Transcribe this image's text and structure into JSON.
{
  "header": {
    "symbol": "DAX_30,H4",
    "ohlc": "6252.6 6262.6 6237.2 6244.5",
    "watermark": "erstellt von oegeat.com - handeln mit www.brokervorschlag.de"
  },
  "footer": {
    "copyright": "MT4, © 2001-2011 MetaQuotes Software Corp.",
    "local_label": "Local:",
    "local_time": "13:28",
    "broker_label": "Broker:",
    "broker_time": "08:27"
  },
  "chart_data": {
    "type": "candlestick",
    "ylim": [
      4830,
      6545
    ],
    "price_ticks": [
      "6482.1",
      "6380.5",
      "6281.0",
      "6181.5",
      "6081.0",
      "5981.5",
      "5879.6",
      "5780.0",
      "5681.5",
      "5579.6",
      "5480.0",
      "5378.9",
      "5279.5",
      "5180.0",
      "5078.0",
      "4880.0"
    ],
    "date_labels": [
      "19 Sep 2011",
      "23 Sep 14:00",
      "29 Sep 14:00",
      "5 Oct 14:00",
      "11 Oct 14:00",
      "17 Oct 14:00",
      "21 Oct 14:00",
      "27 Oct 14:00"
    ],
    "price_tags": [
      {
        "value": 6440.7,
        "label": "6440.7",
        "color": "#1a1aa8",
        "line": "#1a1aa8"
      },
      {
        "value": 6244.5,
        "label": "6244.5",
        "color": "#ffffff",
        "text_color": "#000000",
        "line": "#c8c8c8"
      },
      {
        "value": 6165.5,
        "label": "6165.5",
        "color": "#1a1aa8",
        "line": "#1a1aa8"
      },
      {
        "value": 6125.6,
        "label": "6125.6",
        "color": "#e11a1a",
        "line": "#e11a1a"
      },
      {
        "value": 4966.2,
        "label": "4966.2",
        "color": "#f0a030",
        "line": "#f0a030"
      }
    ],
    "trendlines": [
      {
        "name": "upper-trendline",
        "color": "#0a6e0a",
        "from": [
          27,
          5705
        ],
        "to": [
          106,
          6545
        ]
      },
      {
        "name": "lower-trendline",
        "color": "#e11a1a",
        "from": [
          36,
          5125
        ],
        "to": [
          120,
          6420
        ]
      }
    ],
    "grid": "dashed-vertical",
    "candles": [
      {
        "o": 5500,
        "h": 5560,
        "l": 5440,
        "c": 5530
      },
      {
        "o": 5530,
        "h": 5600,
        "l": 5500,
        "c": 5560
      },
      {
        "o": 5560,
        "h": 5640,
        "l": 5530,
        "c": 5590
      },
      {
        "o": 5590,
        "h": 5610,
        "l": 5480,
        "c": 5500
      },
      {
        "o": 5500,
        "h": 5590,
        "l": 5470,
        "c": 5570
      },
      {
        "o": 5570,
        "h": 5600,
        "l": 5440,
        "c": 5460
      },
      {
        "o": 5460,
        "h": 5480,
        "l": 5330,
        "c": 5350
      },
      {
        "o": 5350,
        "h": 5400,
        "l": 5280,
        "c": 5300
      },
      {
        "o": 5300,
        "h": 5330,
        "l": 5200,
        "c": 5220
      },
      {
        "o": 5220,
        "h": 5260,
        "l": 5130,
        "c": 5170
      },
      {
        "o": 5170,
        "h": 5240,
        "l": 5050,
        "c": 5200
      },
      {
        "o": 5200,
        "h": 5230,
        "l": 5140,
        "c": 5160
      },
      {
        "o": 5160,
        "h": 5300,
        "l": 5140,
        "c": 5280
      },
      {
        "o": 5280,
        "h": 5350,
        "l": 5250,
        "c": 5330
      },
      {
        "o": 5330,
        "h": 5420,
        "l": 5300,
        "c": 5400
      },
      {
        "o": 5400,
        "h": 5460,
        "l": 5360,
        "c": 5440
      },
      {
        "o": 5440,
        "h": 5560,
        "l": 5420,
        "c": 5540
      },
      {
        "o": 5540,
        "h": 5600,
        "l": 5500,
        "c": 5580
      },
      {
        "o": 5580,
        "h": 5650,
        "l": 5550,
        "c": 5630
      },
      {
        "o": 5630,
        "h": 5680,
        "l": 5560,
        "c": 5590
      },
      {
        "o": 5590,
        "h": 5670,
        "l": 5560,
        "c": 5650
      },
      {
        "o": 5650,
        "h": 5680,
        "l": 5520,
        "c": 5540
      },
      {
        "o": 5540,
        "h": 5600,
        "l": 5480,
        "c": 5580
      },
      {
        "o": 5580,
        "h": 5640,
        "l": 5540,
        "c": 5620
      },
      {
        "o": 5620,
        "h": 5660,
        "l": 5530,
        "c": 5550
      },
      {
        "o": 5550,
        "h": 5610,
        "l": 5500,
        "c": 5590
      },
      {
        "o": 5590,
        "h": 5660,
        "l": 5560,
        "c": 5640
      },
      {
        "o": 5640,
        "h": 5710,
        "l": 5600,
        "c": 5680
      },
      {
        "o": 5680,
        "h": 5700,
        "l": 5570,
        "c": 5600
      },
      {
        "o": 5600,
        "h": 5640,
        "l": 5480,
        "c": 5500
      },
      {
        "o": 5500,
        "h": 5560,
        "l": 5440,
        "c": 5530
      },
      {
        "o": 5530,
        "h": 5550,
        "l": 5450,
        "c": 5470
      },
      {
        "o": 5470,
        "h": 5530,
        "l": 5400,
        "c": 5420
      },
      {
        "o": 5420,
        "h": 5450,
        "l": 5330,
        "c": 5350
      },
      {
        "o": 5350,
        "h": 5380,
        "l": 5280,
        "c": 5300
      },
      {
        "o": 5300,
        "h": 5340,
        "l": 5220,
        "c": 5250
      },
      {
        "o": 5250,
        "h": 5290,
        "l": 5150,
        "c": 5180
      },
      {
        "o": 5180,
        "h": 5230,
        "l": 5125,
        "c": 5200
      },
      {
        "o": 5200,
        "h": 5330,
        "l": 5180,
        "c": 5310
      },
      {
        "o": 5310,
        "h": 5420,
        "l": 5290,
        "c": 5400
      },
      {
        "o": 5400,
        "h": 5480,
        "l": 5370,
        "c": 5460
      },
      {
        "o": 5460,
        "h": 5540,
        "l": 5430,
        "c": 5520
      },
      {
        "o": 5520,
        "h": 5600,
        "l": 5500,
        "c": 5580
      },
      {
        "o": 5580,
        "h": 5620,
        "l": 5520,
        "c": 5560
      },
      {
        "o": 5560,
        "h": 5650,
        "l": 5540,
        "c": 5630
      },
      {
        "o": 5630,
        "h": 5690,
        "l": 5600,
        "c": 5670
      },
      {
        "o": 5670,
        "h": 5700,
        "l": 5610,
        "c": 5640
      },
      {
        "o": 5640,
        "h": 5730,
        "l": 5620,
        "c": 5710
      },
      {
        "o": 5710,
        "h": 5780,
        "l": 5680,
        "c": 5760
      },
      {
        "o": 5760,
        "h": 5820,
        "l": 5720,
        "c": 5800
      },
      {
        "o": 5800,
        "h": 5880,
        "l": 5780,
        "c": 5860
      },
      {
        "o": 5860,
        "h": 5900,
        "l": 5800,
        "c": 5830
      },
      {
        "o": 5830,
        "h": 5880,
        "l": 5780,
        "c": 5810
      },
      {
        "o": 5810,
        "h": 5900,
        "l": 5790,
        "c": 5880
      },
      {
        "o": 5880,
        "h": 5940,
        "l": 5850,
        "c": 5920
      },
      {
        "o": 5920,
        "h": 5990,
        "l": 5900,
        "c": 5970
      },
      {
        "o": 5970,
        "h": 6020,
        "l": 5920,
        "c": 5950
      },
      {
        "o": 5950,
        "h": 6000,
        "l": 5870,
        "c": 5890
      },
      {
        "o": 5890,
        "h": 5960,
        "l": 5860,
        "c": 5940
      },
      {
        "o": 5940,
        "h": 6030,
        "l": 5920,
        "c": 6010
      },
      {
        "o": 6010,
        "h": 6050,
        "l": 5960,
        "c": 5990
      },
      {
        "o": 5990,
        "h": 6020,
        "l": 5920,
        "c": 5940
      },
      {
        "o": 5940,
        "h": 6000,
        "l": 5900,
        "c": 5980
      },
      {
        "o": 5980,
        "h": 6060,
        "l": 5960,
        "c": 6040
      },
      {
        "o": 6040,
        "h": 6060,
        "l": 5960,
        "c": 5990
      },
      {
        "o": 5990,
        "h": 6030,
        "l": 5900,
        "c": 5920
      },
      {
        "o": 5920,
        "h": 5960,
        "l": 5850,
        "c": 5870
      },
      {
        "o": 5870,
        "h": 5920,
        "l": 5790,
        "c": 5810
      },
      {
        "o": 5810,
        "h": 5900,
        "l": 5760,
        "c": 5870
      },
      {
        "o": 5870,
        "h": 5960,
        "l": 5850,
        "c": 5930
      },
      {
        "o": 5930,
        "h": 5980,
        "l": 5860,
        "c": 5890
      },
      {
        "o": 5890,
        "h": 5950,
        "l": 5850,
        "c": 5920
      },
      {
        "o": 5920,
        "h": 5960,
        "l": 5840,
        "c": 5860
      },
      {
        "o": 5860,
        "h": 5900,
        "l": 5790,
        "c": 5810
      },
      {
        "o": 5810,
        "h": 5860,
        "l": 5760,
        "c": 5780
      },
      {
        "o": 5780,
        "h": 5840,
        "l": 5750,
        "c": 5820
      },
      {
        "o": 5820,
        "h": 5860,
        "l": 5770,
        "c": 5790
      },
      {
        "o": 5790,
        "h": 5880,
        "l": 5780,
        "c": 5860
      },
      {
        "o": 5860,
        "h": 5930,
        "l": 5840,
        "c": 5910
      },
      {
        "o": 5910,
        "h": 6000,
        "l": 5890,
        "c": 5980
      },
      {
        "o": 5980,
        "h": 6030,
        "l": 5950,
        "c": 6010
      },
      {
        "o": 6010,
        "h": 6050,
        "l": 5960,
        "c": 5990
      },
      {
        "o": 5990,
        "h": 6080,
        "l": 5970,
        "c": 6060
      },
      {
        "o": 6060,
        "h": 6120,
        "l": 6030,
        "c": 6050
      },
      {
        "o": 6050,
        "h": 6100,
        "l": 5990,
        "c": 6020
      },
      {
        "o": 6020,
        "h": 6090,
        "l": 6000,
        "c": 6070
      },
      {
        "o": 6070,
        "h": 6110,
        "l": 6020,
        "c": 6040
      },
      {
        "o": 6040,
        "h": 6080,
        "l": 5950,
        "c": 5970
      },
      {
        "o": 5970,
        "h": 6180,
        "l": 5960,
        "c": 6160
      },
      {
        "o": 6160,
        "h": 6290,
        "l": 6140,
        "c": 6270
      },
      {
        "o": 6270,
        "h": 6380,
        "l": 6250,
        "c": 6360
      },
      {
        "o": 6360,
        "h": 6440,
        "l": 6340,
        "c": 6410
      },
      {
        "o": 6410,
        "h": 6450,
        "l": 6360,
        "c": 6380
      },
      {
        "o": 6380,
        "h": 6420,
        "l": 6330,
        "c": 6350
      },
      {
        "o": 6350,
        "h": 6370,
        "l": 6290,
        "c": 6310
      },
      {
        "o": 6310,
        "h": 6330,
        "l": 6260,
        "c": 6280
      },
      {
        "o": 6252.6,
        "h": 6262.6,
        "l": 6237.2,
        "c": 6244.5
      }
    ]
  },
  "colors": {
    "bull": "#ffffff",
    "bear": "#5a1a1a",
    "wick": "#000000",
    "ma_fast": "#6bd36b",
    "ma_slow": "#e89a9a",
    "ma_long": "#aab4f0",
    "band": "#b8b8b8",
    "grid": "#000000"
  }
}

▶ **What is needed**
Go through the listing above and list every line that has the word "name".

▶ **Task response**
        "name": "upper-trendline",
        "name": "lower-trendline",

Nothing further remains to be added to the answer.